Gather up the lines with the word "Africa" in them.

Start of Task inputs

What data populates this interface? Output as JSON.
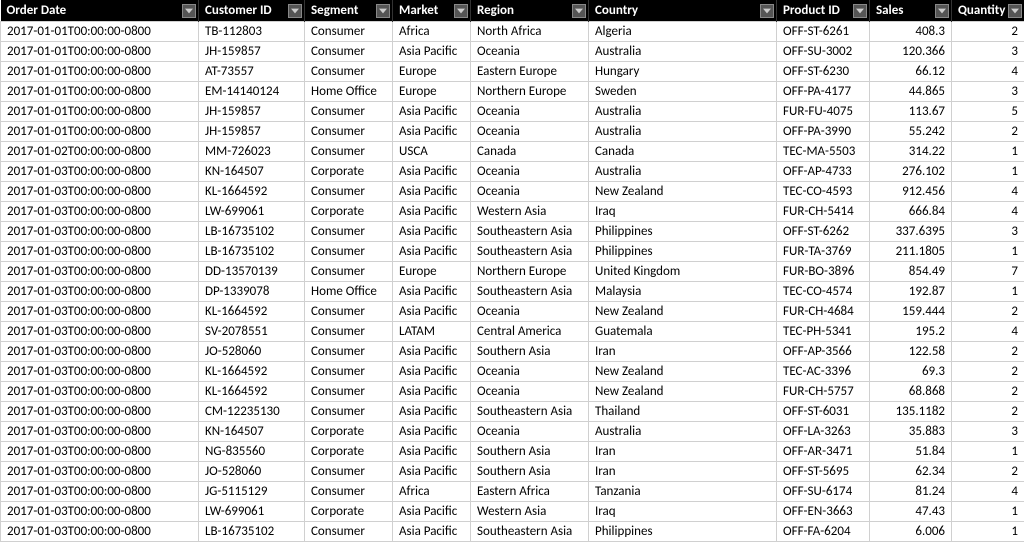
{
  "headers": {
    "orderdate": "Order Date",
    "customerid": "Customer ID",
    "segment": "Segment",
    "market": "Market",
    "region": "Region",
    "country": "Country",
    "productid": "Product ID",
    "sales": "Sales",
    "quantity": "Quantity"
  },
  "rows": [
    {
      "orderdate": "2017-01-01T00:00:00-0800",
      "customerid": "TB-112803",
      "segment": "Consumer",
      "market": "Africa",
      "region": "North Africa",
      "country": "Algeria",
      "productid": "OFF-ST-6261",
      "sales": "408.3",
      "quantity": "2"
    },
    {
      "orderdate": "2017-01-01T00:00:00-0800",
      "customerid": "JH-159857",
      "segment": "Consumer",
      "market": "Asia Pacific",
      "region": "Oceania",
      "country": "Australia",
      "productid": "OFF-SU-3002",
      "sales": "120.366",
      "quantity": "3"
    },
    {
      "orderdate": "2017-01-01T00:00:00-0800",
      "customerid": "AT-73557",
      "segment": "Consumer",
      "market": "Europe",
      "region": "Eastern Europe",
      "country": "Hungary",
      "productid": "OFF-ST-6230",
      "sales": "66.12",
      "quantity": "4"
    },
    {
      "orderdate": "2017-01-01T00:00:00-0800",
      "customerid": "EM-14140124",
      "segment": "Home Office",
      "market": "Europe",
      "region": "Northern Europe",
      "country": "Sweden",
      "productid": "OFF-PA-4177",
      "sales": "44.865",
      "quantity": "3"
    },
    {
      "orderdate": "2017-01-01T00:00:00-0800",
      "customerid": "JH-159857",
      "segment": "Consumer",
      "market": "Asia Pacific",
      "region": "Oceania",
      "country": "Australia",
      "productid": "FUR-FU-4075",
      "sales": "113.67",
      "quantity": "5"
    },
    {
      "orderdate": "2017-01-01T00:00:00-0800",
      "customerid": "JH-159857",
      "segment": "Consumer",
      "market": "Asia Pacific",
      "region": "Oceania",
      "country": "Australia",
      "productid": "OFF-PA-3990",
      "sales": "55.242",
      "quantity": "2"
    },
    {
      "orderdate": "2017-01-02T00:00:00-0800",
      "customerid": "MM-726023",
      "segment": "Consumer",
      "market": "USCA",
      "region": "Canada",
      "country": "Canada",
      "productid": "TEC-MA-5503",
      "sales": "314.22",
      "quantity": "1"
    },
    {
      "orderdate": "2017-01-03T00:00:00-0800",
      "customerid": "KN-164507",
      "segment": "Corporate",
      "market": "Asia Pacific",
      "region": "Oceania",
      "country": "Australia",
      "productid": "OFF-AP-4733",
      "sales": "276.102",
      "quantity": "1"
    },
    {
      "orderdate": "2017-01-03T00:00:00-0800",
      "customerid": "KL-1664592",
      "segment": "Consumer",
      "market": "Asia Pacific",
      "region": "Oceania",
      "country": "New Zealand",
      "productid": "TEC-CO-4593",
      "sales": "912.456",
      "quantity": "4"
    },
    {
      "orderdate": "2017-01-03T00:00:00-0800",
      "customerid": "LW-699061",
      "segment": "Corporate",
      "market": "Asia Pacific",
      "region": "Western Asia",
      "country": "Iraq",
      "productid": "FUR-CH-5414",
      "sales": "666.84",
      "quantity": "4"
    },
    {
      "orderdate": "2017-01-03T00:00:00-0800",
      "customerid": "LB-16735102",
      "segment": "Consumer",
      "market": "Asia Pacific",
      "region": "Southeastern Asia",
      "country": "Philippines",
      "productid": "OFF-ST-6262",
      "sales": "337.6395",
      "quantity": "3"
    },
    {
      "orderdate": "2017-01-03T00:00:00-0800",
      "customerid": "LB-16735102",
      "segment": "Consumer",
      "market": "Asia Pacific",
      "region": "Southeastern Asia",
      "country": "Philippines",
      "productid": "FUR-TA-3769",
      "sales": "211.1805",
      "quantity": "1"
    },
    {
      "orderdate": "2017-01-03T00:00:00-0800",
      "customerid": "DD-13570139",
      "segment": "Consumer",
      "market": "Europe",
      "region": "Northern Europe",
      "country": "United Kingdom",
      "productid": "FUR-BO-3896",
      "sales": "854.49",
      "quantity": "7"
    },
    {
      "orderdate": "2017-01-03T00:00:00-0800",
      "customerid": "DP-1339078",
      "segment": "Home Office",
      "market": "Asia Pacific",
      "region": "Southeastern Asia",
      "country": "Malaysia",
      "productid": "TEC-CO-4574",
      "sales": "192.87",
      "quantity": "1"
    },
    {
      "orderdate": "2017-01-03T00:00:00-0800",
      "customerid": "KL-1664592",
      "segment": "Consumer",
      "market": "Asia Pacific",
      "region": "Oceania",
      "country": "New Zealand",
      "productid": "FUR-CH-4684",
      "sales": "159.444",
      "quantity": "2"
    },
    {
      "orderdate": "2017-01-03T00:00:00-0800",
      "customerid": "SV-2078551",
      "segment": "Consumer",
      "market": "LATAM",
      "region": "Central America",
      "country": "Guatemala",
      "productid": "TEC-PH-5341",
      "sales": "195.2",
      "quantity": "4"
    },
    {
      "orderdate": "2017-01-03T00:00:00-0800",
      "customerid": "JO-528060",
      "segment": "Consumer",
      "market": "Asia Pacific",
      "region": "Southern Asia",
      "country": "Iran",
      "productid": "OFF-AP-3566",
      "sales": "122.58",
      "quantity": "2"
    },
    {
      "orderdate": "2017-01-03T00:00:00-0800",
      "customerid": "KL-1664592",
      "segment": "Consumer",
      "market": "Asia Pacific",
      "region": "Oceania",
      "country": "New Zealand",
      "productid": "TEC-AC-3396",
      "sales": "69.3",
      "quantity": "2"
    },
    {
      "orderdate": "2017-01-03T00:00:00-0800",
      "customerid": "KL-1664592",
      "segment": "Consumer",
      "market": "Asia Pacific",
      "region": "Oceania",
      "country": "New Zealand",
      "productid": "FUR-CH-5757",
      "sales": "68.868",
      "quantity": "2"
    },
    {
      "orderdate": "2017-01-03T00:00:00-0800",
      "customerid": "CM-12235130",
      "segment": "Consumer",
      "market": "Asia Pacific",
      "region": "Southeastern Asia",
      "country": "Thailand",
      "productid": "OFF-ST-6031",
      "sales": "135.1182",
      "quantity": "2"
    },
    {
      "orderdate": "2017-01-03T00:00:00-0800",
      "customerid": "KN-164507",
      "segment": "Corporate",
      "market": "Asia Pacific",
      "region": "Oceania",
      "country": "Australia",
      "productid": "OFF-LA-3263",
      "sales": "35.883",
      "quantity": "3"
    },
    {
      "orderdate": "2017-01-03T00:00:00-0800",
      "customerid": "NG-835560",
      "segment": "Corporate",
      "market": "Asia Pacific",
      "region": "Southern Asia",
      "country": "Iran",
      "productid": "OFF-AR-3471",
      "sales": "51.84",
      "quantity": "1"
    },
    {
      "orderdate": "2017-01-03T00:00:00-0800",
      "customerid": "JO-528060",
      "segment": "Consumer",
      "market": "Asia Pacific",
      "region": "Southern Asia",
      "country": "Iran",
      "productid": "OFF-ST-5695",
      "sales": "62.34",
      "quantity": "2"
    },
    {
      "orderdate": "2017-01-03T00:00:00-0800",
      "customerid": "JG-5115129",
      "segment": "Consumer",
      "market": "Africa",
      "region": "Eastern Africa",
      "country": "Tanzania",
      "productid": "OFF-SU-6174",
      "sales": "81.24",
      "quantity": "4"
    },
    {
      "orderdate": "2017-01-03T00:00:00-0800",
      "customerid": "LW-699061",
      "segment": "Corporate",
      "market": "Asia Pacific",
      "region": "Western Asia",
      "country": "Iraq",
      "productid": "OFF-EN-3663",
      "sales": "47.43",
      "quantity": "1"
    },
    {
      "orderdate": "2017-01-03T00:00:00-0800",
      "customerid": "LB-16735102",
      "segment": "Consumer",
      "market": "Asia Pacific",
      "region": "Southeastern Asia",
      "country": "Philippines",
      "productid": "OFF-FA-6204",
      "sales": "6.006",
      "quantity": "1"
    }
  ]
}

End of Task inputs

### Full output:
      "market": "Africa",
      "region": "North Africa",
      "market": "Africa",
      "region": "Eastern Africa",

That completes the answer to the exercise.